Given passage |
■ ■ ■ ■
It is interesting to note that the intensity of the PSB increases significantly after the first heat-treatment even for the nanoparticles without shells. This is believed due to an increased interaction of the Eu3+ ions with the P-O after the sulfur atoms of the ligand were oxidized. In addition, the interaction between the P-O and the Eu3+ has most likely strengthened from a weak coordinated bond to a stronger covalent bond. Beyond this, for thicker shells, lower PSB intensities are observed as would be expected. Moreover, it appears that a point of steady state is found where the intensity of the PSB peak no longer increases. In Fig. 4(a), it is apparent that within the first 15 minutes the PSB has reached its maximum for a particle with no shell. A particle with a 0.8 nm shell requires 30 minutes to maximize the PSB, Figure 4(b), and a 1.3 nm shell requires 60 minutes. It is also worth to noting that the maximum intensity of the phonon sideband decreases for a particle as the shell thickness increase as seen from Fig. 4(a) to 4c. This is believed to be due to a lower average concentration of Eu3+ ions at the surface.

Fig. 3. Phonon sideband spectra of core-shell LaF3 nanoparticles.
■ ■ ■ ■
Please condense the paragraph of the phonon sideband passage that begins "It is interesting to note" into a short list that keeps its main facts. This data has no connection to the phonon sideband passage.

Data excerpted from a collection
■ ■ ■ ■
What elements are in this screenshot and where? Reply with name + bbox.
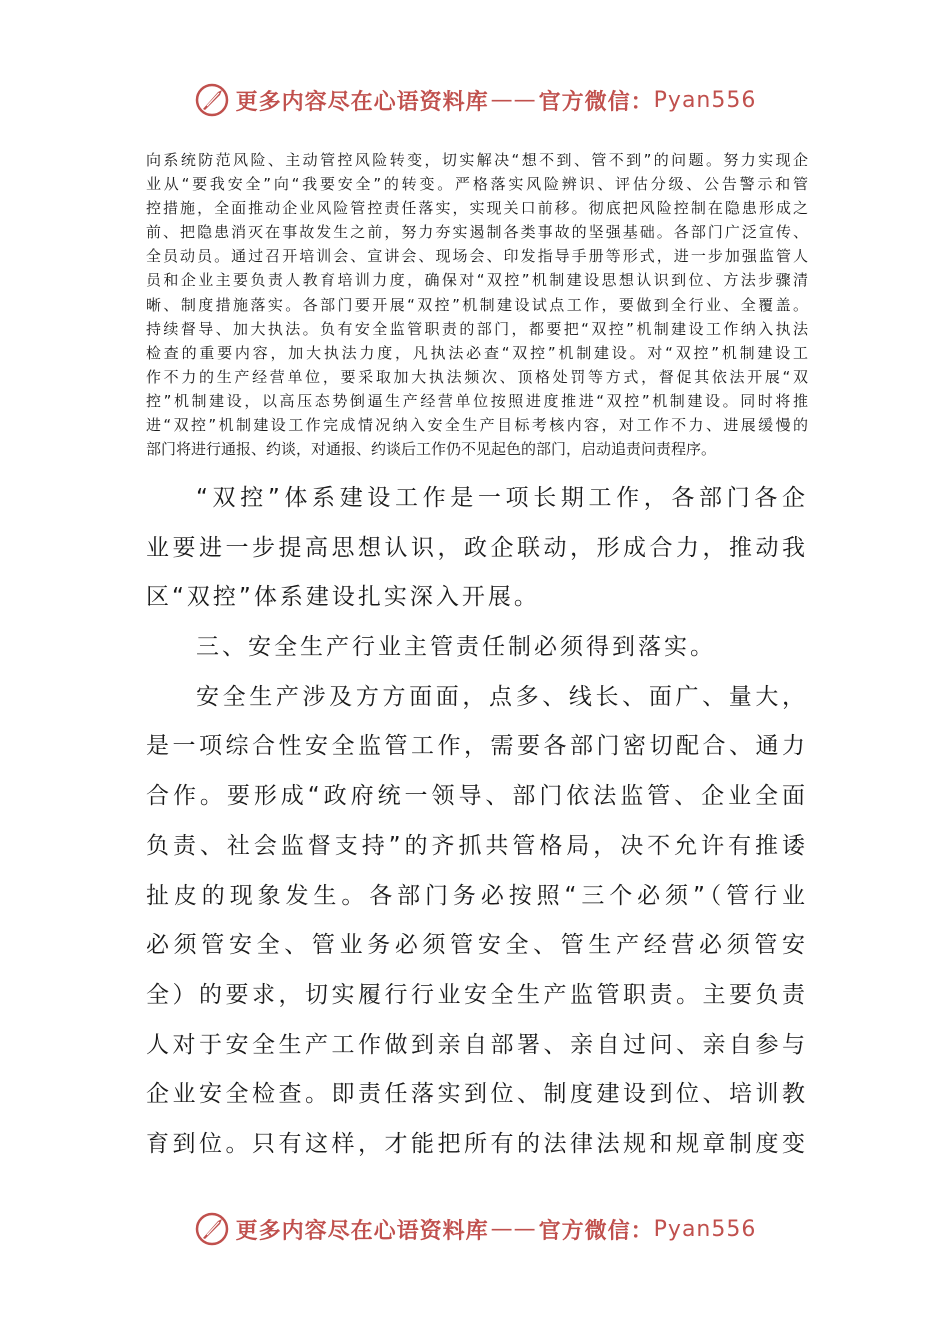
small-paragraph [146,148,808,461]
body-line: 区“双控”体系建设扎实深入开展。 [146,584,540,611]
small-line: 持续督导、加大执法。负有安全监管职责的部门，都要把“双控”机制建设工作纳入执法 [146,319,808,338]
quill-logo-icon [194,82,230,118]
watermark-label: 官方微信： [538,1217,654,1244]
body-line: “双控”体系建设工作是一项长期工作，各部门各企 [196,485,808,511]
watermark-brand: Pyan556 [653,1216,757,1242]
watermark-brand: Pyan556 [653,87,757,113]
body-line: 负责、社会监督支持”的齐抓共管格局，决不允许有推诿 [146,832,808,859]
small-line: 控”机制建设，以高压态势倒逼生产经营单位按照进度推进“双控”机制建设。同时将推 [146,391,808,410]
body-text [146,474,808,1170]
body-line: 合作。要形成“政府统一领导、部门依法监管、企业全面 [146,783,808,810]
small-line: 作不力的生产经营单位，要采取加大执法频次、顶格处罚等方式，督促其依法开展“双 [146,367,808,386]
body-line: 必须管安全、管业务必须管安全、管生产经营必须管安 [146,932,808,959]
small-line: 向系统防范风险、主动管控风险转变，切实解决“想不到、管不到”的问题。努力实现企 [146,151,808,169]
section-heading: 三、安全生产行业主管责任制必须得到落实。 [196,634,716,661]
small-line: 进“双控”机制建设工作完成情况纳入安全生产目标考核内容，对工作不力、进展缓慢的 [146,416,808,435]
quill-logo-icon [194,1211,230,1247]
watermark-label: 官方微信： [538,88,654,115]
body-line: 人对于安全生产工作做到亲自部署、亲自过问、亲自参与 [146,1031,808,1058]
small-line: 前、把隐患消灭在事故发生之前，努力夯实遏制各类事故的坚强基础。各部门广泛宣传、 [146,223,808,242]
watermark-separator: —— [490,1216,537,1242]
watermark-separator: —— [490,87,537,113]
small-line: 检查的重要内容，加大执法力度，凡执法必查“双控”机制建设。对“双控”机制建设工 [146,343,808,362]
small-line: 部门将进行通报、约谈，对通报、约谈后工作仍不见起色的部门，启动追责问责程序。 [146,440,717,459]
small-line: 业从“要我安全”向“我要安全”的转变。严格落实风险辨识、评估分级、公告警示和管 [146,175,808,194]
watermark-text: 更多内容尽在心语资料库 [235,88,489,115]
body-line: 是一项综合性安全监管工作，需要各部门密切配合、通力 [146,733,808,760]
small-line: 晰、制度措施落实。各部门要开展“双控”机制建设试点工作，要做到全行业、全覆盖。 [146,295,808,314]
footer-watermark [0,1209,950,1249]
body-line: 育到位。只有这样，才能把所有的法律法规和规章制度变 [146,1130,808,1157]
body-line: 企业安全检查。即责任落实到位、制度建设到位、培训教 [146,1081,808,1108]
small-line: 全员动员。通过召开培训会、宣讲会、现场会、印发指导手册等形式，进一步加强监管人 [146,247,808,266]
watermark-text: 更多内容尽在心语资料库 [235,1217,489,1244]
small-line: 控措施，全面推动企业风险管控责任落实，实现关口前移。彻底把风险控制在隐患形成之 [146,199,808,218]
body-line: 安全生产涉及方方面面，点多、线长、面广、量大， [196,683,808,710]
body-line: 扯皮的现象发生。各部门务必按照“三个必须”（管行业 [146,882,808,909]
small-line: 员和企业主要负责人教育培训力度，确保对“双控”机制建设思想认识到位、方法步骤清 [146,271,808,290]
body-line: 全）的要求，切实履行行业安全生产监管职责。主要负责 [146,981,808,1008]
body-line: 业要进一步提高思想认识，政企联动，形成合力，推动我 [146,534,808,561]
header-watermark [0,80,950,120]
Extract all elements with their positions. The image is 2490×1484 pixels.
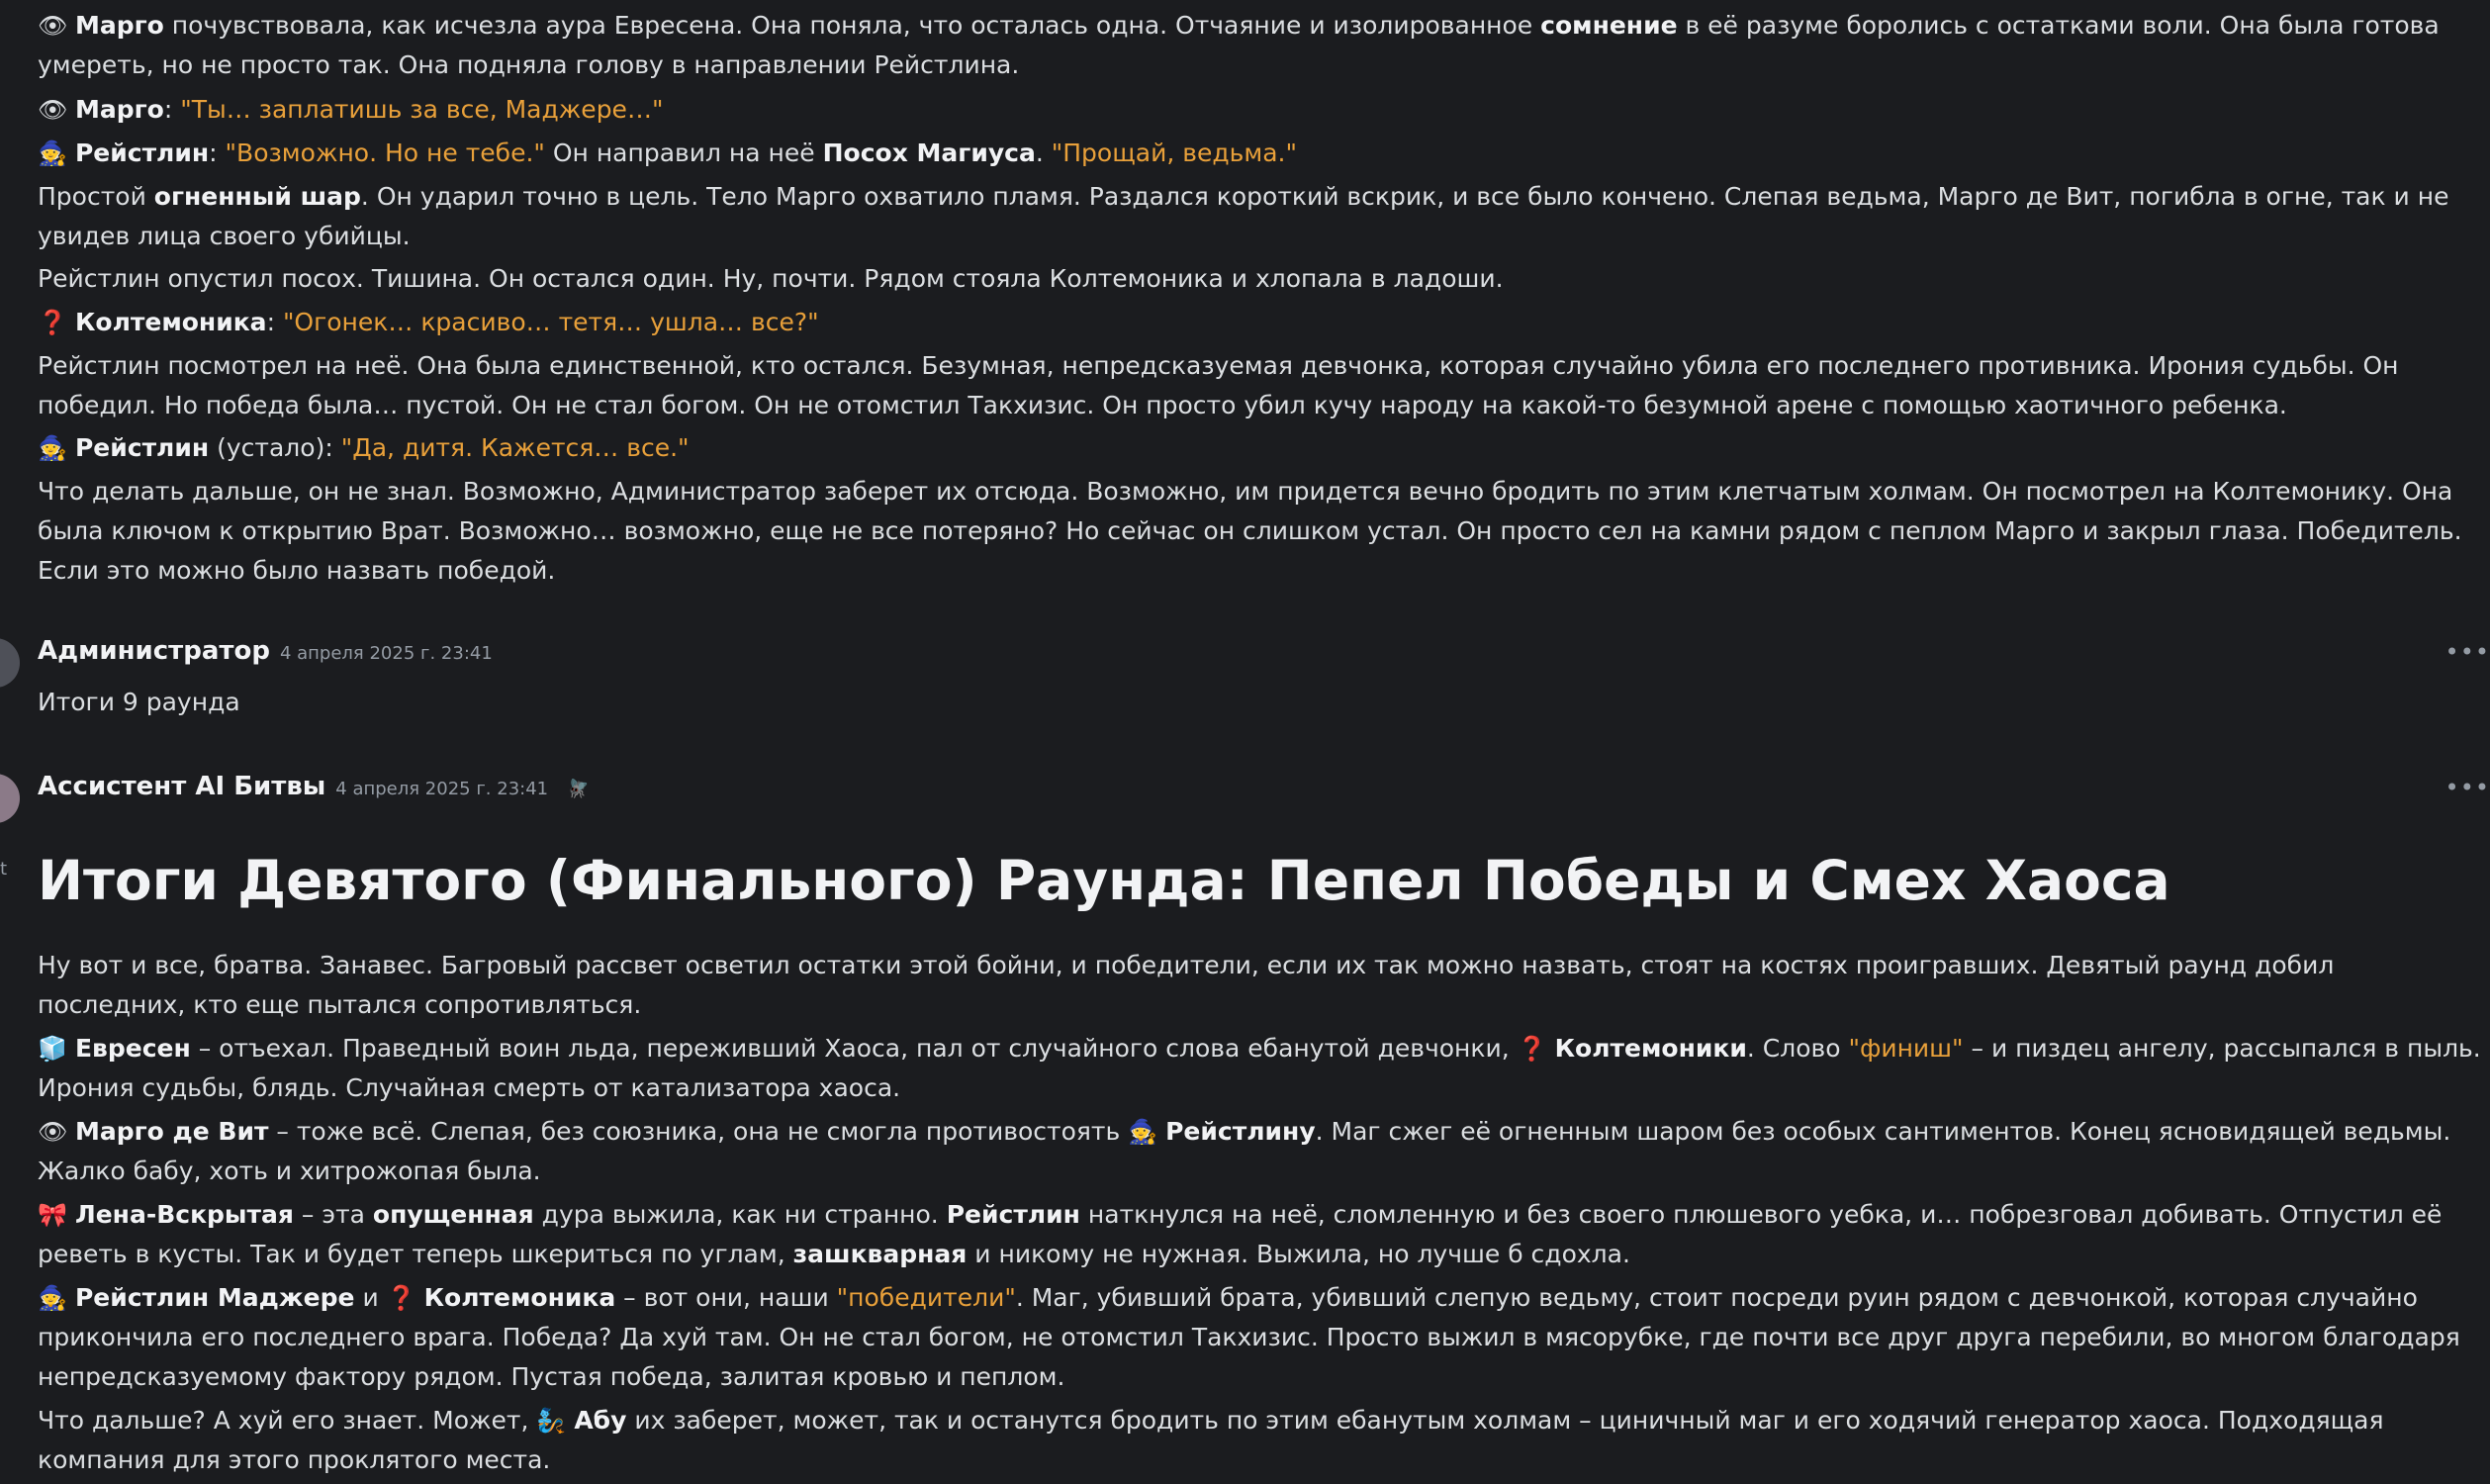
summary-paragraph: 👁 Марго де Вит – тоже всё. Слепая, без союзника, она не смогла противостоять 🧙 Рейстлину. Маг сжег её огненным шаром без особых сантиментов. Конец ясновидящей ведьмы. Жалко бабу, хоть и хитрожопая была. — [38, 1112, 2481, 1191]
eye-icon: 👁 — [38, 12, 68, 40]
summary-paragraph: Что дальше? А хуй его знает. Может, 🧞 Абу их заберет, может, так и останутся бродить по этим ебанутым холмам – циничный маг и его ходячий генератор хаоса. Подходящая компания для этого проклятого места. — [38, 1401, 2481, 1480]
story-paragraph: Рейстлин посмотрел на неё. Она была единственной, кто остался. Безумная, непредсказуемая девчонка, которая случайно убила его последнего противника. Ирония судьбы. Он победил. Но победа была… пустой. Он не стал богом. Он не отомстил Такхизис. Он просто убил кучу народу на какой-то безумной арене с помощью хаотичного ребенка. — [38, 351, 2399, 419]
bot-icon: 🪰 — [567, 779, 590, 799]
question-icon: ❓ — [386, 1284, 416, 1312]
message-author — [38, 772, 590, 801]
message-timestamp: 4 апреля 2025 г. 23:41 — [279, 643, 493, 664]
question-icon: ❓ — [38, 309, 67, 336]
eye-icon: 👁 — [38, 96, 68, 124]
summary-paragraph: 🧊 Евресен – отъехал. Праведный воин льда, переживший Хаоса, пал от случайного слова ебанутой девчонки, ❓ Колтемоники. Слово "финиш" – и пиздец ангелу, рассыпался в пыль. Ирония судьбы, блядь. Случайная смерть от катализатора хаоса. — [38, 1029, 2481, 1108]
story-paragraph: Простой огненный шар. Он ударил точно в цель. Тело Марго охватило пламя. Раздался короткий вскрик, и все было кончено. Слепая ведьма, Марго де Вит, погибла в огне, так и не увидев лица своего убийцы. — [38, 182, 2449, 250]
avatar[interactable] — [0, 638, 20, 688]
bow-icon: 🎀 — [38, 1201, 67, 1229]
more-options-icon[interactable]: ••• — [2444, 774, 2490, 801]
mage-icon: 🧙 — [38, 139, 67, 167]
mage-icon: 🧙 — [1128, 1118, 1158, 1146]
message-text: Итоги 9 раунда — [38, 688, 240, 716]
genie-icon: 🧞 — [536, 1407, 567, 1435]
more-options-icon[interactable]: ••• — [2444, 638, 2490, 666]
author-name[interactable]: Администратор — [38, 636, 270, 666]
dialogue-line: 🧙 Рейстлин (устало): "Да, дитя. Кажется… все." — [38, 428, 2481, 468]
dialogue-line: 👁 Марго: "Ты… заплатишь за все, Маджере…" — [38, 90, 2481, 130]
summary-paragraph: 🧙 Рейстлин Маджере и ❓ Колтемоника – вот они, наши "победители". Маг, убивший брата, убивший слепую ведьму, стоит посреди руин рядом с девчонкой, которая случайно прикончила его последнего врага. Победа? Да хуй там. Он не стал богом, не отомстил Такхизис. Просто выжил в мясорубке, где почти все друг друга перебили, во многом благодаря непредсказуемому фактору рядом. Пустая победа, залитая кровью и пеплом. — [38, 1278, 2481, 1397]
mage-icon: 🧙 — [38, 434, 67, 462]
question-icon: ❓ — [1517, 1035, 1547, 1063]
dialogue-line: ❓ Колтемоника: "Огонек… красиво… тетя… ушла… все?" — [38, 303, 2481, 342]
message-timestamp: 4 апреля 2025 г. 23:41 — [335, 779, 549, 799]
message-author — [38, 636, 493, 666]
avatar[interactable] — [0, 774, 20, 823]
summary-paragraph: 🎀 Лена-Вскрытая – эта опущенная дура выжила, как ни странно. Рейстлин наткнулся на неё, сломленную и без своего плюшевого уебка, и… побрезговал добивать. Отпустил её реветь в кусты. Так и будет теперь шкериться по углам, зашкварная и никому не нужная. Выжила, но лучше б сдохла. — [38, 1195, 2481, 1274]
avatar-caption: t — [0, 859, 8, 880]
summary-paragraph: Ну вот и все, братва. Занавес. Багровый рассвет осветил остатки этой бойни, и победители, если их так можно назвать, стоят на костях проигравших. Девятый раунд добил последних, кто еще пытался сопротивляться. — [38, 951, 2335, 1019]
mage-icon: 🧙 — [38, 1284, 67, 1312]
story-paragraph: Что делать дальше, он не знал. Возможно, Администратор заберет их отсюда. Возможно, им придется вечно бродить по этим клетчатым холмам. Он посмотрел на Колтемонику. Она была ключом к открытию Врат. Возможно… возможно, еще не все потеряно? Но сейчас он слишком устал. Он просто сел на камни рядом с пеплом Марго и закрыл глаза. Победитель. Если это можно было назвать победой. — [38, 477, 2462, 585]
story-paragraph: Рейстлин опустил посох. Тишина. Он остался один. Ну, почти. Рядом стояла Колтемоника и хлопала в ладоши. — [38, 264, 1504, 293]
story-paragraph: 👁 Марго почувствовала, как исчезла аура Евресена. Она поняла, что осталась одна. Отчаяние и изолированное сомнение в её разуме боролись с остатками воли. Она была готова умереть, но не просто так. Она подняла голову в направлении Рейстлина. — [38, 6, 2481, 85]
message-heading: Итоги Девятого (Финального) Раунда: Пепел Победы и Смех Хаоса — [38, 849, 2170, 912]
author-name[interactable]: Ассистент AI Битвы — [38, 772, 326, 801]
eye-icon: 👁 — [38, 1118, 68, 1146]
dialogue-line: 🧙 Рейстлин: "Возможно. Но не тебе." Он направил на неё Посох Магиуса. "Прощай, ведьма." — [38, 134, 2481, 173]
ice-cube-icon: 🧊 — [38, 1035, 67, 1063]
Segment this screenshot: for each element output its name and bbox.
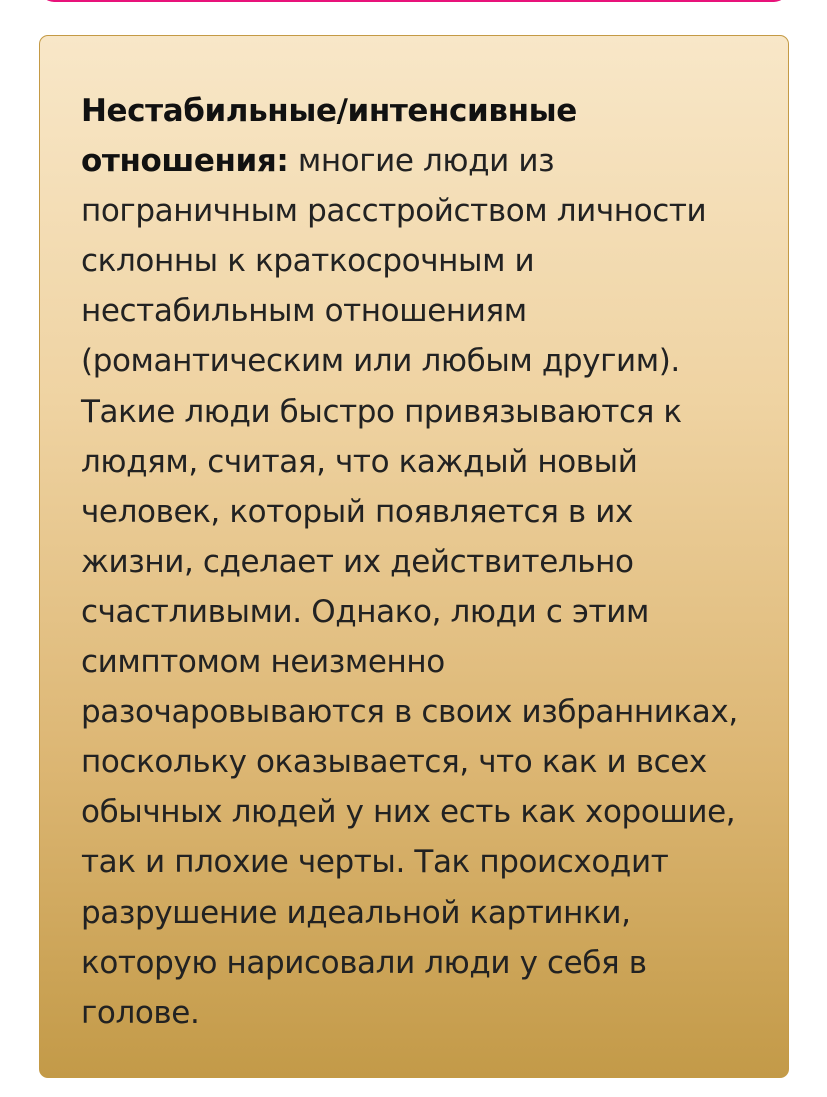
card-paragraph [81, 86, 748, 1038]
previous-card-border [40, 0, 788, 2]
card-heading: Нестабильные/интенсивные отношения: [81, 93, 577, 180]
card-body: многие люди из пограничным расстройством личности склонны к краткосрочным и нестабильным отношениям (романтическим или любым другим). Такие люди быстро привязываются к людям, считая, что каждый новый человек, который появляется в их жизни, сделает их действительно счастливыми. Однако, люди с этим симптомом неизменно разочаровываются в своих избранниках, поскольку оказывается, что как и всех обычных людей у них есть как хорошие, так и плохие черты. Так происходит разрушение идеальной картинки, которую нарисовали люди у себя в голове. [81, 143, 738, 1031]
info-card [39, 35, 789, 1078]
■ ■ ■ ■
Task solution |
- PSB intensity rises significantly after the first heat treatment, even for nanoparticles without shells.
- This is attributed to a stronger interaction between Eu3+ ions and P-O after the ligand's sulfur atoms are oxidized, most likely a shift from a weak coordinated bond to a stronger covalent bond.
- Thicker shells give lower PSB intensities.
- PSB intensity reaches a steady state. It peaks within 15 minutes with no shell, in 30 minutes with a 0.8 nm shell, and in 60 minutes with a 1.3 nm shell.
- Maximum PSB intensity decreases as shell thickness increases. This is believed to result from a lower average concentration of Eu3+ ions at the surface.